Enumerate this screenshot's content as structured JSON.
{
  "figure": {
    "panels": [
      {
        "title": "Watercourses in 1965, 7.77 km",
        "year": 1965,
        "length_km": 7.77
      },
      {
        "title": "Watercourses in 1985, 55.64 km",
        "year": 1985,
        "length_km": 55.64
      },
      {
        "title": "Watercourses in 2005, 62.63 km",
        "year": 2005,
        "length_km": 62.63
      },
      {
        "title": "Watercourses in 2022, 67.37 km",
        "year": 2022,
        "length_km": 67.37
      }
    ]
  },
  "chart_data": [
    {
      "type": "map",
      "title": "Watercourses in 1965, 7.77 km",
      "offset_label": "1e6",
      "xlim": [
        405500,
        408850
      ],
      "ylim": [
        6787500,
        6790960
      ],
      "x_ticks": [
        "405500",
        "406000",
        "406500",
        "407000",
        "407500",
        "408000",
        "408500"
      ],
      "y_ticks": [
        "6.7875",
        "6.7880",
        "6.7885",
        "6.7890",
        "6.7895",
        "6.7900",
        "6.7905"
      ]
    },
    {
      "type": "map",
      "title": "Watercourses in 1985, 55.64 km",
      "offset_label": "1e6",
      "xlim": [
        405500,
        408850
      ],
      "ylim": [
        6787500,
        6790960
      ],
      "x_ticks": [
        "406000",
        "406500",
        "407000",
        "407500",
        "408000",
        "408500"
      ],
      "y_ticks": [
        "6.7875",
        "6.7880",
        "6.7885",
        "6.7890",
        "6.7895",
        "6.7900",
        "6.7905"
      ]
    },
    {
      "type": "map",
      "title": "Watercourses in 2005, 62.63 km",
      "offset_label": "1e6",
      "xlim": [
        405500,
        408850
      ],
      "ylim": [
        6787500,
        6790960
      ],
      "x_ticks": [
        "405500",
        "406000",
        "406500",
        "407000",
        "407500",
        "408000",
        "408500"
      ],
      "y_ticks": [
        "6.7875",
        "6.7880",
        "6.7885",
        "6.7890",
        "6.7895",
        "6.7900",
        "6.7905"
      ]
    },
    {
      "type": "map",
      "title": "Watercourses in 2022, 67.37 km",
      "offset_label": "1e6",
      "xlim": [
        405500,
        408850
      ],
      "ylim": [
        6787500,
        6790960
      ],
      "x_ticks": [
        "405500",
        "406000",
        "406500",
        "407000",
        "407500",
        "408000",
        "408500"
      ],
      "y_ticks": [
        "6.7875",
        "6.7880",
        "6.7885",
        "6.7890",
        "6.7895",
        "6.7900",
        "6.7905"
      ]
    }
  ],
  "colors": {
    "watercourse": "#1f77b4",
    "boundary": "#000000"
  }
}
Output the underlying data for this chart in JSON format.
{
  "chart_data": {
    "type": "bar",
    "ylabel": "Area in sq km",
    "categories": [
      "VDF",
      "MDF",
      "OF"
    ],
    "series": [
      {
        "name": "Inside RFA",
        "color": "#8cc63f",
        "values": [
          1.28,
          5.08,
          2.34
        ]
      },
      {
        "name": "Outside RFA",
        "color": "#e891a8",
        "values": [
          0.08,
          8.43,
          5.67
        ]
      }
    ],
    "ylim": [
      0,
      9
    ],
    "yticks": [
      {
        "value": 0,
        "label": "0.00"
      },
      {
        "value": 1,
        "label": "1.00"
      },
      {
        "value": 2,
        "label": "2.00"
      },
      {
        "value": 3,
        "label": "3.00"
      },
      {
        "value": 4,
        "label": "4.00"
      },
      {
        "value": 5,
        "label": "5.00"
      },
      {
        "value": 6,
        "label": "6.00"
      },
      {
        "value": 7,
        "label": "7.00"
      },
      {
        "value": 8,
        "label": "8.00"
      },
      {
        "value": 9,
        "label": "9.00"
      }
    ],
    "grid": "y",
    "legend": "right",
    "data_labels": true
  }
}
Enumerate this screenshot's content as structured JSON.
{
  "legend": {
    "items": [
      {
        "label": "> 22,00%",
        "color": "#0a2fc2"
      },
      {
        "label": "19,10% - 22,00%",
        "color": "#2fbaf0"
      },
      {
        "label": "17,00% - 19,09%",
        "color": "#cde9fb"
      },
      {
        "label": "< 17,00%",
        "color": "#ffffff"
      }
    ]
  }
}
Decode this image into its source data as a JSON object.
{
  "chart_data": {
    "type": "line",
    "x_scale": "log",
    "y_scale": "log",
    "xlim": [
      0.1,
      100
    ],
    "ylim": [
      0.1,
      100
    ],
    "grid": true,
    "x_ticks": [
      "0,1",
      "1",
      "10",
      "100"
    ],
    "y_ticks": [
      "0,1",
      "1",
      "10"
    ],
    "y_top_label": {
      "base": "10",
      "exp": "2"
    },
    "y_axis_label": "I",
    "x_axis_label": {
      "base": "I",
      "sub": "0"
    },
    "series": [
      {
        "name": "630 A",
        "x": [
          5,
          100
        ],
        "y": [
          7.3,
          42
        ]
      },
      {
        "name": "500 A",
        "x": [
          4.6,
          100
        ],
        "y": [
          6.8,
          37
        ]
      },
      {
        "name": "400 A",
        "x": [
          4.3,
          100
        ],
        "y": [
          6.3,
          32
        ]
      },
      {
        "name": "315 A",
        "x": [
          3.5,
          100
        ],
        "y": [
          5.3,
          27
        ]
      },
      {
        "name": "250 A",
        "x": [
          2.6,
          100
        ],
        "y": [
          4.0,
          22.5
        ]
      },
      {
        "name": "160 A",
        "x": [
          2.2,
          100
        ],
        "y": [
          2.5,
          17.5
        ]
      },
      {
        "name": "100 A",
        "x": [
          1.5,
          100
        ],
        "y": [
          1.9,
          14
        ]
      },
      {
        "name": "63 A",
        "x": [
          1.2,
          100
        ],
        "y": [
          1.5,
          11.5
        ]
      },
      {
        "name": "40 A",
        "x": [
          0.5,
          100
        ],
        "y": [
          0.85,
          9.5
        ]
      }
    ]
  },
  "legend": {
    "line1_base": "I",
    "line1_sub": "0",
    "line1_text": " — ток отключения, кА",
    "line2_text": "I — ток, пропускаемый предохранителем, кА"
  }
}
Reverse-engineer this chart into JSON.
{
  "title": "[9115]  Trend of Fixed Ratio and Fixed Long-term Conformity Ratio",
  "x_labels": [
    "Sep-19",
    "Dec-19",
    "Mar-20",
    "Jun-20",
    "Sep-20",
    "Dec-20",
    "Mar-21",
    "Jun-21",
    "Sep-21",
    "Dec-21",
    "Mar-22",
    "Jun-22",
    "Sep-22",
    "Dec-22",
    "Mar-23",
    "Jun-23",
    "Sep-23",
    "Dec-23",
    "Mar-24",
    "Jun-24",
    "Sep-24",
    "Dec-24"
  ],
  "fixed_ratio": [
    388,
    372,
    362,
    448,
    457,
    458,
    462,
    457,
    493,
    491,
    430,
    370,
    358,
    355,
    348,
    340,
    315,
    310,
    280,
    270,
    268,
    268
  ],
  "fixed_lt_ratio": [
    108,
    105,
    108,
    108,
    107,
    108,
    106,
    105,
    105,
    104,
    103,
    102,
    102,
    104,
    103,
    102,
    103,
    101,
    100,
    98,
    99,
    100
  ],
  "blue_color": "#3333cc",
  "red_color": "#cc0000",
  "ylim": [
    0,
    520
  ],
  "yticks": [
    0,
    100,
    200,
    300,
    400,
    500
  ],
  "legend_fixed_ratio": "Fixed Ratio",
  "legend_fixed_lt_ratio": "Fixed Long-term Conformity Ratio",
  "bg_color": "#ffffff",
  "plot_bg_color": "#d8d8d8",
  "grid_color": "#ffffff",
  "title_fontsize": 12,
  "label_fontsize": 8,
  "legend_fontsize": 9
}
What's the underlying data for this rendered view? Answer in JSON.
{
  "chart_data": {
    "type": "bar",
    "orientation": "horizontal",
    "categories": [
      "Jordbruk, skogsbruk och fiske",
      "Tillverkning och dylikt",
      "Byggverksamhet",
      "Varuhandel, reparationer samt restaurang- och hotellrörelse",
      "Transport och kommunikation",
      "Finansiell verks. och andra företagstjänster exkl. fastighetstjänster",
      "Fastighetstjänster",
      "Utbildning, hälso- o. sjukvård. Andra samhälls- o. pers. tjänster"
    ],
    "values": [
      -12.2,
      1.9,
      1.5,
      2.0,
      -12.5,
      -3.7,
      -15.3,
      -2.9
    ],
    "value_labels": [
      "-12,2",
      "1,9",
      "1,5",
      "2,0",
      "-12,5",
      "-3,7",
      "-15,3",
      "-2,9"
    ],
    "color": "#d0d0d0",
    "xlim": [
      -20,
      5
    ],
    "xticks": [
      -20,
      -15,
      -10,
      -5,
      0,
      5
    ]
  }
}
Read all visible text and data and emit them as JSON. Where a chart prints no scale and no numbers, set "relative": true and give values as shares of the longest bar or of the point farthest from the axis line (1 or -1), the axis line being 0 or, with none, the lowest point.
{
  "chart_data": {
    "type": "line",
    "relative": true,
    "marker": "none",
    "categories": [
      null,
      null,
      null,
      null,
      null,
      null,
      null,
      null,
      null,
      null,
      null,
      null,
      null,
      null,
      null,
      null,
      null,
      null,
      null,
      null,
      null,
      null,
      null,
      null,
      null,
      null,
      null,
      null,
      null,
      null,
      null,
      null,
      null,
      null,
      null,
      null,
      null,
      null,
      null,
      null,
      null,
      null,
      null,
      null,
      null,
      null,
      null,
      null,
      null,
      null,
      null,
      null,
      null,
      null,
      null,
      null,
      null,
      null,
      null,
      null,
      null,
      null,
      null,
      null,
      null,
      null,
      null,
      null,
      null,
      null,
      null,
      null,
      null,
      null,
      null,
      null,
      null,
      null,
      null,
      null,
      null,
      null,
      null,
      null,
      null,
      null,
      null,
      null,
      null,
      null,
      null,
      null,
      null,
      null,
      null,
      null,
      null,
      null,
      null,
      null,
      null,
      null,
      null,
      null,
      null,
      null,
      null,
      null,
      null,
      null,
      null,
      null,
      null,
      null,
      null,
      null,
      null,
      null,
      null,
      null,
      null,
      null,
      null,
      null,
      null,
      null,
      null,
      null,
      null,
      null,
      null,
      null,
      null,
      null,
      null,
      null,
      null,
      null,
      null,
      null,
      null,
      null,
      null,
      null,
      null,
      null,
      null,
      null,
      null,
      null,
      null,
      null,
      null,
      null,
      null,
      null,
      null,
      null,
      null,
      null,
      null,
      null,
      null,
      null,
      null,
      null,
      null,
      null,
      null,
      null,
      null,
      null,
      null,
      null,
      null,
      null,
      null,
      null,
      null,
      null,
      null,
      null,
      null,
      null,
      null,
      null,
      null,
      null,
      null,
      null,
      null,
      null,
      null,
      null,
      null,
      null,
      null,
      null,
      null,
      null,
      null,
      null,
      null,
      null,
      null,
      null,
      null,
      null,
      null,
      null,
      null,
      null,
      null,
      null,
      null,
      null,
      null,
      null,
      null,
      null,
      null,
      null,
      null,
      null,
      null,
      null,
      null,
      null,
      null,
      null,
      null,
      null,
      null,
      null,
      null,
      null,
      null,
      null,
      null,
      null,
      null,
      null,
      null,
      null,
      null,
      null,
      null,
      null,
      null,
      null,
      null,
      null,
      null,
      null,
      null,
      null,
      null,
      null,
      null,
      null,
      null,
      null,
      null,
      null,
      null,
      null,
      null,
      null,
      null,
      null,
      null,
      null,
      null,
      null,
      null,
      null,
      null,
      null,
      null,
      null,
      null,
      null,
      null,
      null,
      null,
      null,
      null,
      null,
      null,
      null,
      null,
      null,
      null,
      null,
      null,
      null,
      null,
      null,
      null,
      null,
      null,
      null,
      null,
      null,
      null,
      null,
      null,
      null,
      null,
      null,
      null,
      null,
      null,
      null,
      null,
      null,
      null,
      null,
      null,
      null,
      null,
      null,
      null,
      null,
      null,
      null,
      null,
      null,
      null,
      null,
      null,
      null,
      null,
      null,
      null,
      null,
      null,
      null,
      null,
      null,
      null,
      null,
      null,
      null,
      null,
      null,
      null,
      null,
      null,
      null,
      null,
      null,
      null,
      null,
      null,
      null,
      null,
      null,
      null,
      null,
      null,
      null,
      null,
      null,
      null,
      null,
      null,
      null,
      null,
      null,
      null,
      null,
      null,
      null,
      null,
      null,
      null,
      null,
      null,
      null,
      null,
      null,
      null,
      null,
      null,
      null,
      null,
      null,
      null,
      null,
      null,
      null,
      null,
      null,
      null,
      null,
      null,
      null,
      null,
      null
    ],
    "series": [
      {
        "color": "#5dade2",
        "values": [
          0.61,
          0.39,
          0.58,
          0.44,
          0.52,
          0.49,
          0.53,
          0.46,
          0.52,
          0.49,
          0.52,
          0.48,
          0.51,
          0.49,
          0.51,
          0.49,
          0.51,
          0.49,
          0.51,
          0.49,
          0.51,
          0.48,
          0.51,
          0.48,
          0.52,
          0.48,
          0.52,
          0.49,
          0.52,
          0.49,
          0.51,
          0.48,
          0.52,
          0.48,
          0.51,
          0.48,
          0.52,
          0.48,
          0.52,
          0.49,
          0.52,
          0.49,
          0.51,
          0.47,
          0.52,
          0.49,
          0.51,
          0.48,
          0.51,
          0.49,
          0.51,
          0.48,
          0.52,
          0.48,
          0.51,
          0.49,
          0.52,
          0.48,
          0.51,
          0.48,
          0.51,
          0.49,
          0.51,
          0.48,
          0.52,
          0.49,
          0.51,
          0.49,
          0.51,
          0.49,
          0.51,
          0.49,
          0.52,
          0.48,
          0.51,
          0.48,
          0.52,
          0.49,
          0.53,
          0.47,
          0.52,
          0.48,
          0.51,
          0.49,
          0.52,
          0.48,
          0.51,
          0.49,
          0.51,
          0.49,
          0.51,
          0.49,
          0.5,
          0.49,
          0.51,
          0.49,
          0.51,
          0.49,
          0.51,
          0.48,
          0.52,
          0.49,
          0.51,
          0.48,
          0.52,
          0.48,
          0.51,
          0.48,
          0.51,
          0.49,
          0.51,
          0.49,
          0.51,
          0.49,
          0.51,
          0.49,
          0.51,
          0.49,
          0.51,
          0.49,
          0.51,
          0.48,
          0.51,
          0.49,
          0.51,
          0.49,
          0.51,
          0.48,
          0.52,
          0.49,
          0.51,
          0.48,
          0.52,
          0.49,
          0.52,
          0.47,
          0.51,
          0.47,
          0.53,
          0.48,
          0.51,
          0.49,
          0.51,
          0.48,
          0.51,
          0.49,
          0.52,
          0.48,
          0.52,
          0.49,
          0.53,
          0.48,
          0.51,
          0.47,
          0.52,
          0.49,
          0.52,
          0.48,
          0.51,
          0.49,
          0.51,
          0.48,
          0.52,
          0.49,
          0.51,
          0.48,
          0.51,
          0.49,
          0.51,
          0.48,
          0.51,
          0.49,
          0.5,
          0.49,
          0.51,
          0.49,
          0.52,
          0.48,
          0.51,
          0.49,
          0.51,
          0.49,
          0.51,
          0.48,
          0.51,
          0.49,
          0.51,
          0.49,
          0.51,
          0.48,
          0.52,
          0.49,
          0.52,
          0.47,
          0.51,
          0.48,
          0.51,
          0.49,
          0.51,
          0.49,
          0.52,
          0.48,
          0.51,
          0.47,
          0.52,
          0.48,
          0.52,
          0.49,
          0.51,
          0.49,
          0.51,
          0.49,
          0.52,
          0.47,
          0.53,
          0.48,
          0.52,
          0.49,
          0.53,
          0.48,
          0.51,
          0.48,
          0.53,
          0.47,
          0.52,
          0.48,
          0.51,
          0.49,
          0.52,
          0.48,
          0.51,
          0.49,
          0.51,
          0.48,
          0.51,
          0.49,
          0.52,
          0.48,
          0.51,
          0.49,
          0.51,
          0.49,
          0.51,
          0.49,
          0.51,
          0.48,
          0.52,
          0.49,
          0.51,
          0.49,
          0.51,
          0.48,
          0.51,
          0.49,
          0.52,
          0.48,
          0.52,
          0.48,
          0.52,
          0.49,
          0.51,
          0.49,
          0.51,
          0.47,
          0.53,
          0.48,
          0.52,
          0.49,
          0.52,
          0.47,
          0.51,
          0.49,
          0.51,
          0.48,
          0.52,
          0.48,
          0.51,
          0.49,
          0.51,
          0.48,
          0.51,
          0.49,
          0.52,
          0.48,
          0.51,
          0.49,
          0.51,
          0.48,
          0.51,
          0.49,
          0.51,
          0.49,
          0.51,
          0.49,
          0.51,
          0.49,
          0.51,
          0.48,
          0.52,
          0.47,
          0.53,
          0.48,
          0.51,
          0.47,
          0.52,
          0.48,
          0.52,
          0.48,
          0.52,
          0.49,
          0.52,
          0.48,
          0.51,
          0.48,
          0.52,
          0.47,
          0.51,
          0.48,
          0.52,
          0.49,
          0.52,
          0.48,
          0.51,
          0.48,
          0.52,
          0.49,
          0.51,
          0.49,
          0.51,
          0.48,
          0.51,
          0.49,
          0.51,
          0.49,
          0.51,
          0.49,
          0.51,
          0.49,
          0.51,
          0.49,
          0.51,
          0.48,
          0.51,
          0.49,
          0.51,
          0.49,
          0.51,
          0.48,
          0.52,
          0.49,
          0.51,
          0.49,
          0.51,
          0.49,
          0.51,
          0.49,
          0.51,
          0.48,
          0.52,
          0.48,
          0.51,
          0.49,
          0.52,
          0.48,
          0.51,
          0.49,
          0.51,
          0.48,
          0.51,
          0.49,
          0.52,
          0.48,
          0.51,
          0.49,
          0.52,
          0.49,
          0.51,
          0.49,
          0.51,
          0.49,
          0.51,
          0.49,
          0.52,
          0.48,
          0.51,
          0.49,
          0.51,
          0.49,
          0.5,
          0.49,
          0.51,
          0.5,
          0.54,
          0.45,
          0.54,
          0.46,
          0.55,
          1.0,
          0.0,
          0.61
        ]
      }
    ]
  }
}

WHAT TO PRODUCE
Determine how many lines of the listing above include the word "Watercourses", and report that number only.

RESULT OF THE TASK
8